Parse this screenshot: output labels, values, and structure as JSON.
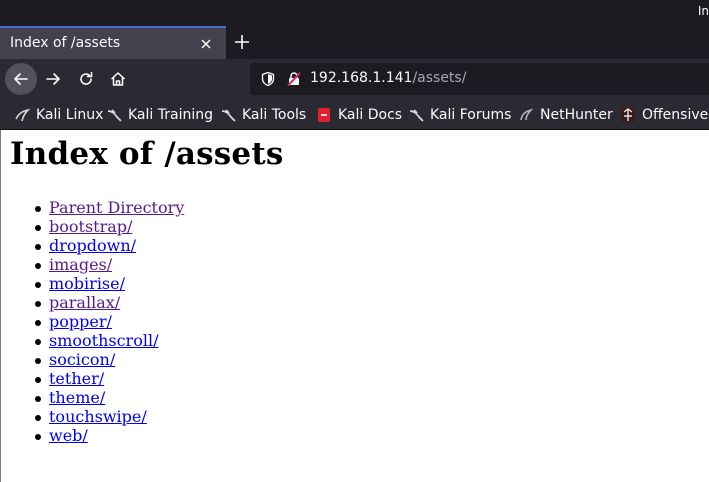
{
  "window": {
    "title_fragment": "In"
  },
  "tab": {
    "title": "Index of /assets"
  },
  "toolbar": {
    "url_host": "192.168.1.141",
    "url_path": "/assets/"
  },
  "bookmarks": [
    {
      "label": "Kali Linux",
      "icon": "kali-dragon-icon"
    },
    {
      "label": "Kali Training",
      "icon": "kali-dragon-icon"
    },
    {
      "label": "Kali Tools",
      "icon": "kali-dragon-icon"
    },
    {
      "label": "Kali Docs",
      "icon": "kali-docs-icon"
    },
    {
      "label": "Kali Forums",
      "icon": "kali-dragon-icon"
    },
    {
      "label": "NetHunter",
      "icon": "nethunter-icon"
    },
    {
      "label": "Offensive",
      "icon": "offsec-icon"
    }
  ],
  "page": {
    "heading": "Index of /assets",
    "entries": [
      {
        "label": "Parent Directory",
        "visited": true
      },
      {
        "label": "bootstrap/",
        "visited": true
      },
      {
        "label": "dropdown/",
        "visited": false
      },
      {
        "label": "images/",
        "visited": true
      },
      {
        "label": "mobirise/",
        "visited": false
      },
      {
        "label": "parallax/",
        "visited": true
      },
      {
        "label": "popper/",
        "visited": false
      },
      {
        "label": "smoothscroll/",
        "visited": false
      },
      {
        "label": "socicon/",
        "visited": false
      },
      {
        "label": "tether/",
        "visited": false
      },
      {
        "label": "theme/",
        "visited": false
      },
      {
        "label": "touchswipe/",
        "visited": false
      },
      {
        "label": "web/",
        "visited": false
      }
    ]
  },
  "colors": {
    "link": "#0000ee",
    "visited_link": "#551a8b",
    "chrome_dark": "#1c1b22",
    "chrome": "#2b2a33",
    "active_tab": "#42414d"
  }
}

__PROBLEM DETAILS__:
Write the full listing out again with every line unchanged, but include no pictures.

__THE REPLY__:
Parse this screenshot: output labels, values, and structure as JSON.
{
  "window": {
    "title_fragment": "In"
  },
  "tab": {
    "title": "Index of /assets"
  },
  "toolbar": {
    "url_host": "192.168.1.141",
    "url_path": "/assets/"
  },
  "bookmarks": [
    {
      "label": "Kali Linux",
      "icon": "kali-dragon-icon"
    },
    {
      "label": "Kali Training",
      "icon": "kali-dragon-icon"
    },
    {
      "label": "Kali Tools",
      "icon": "kali-dragon-icon"
    },
    {
      "label": "Kali Docs",
      "icon": "kali-docs-icon"
    },
    {
      "label": "Kali Forums",
      "icon": "kali-dragon-icon"
    },
    {
      "label": "NetHunter",
      "icon": "nethunter-icon"
    },
    {
      "label": "Offensive",
      "icon": "offsec-icon"
    }
  ],
  "page": {
    "heading": "Index of /assets",
    "entries": [
      {
        "label": "Parent Directory",
        "visited": true
      },
      {
        "label": "bootstrap/",
        "visited": true
      },
      {
        "label": "dropdown/",
        "visited": false
      },
      {
        "label": "images/",
        "visited": true
      },
      {
        "label": "mobirise/",
        "visited": false
      },
      {
        "label": "parallax/",
        "visited": true
      },
      {
        "label": "popper/",
        "visited": false
      },
      {
        "label": "smoothscroll/",
        "visited": false
      },
      {
        "label": "socicon/",
        "visited": false
      },
      {
        "label": "tether/",
        "visited": false
      },
      {
        "label": "theme/",
        "visited": false
      },
      {
        "label": "touchswipe/",
        "visited": false
      },
      {
        "label": "web/",
        "visited": false
      }
    ]
  },
  "colors": {
    "link": "#0000ee",
    "visited_link": "#551a8b",
    "chrome_dark": "#1c1b22",
    "chrome": "#2b2a33",
    "active_tab": "#42414d"
  }
}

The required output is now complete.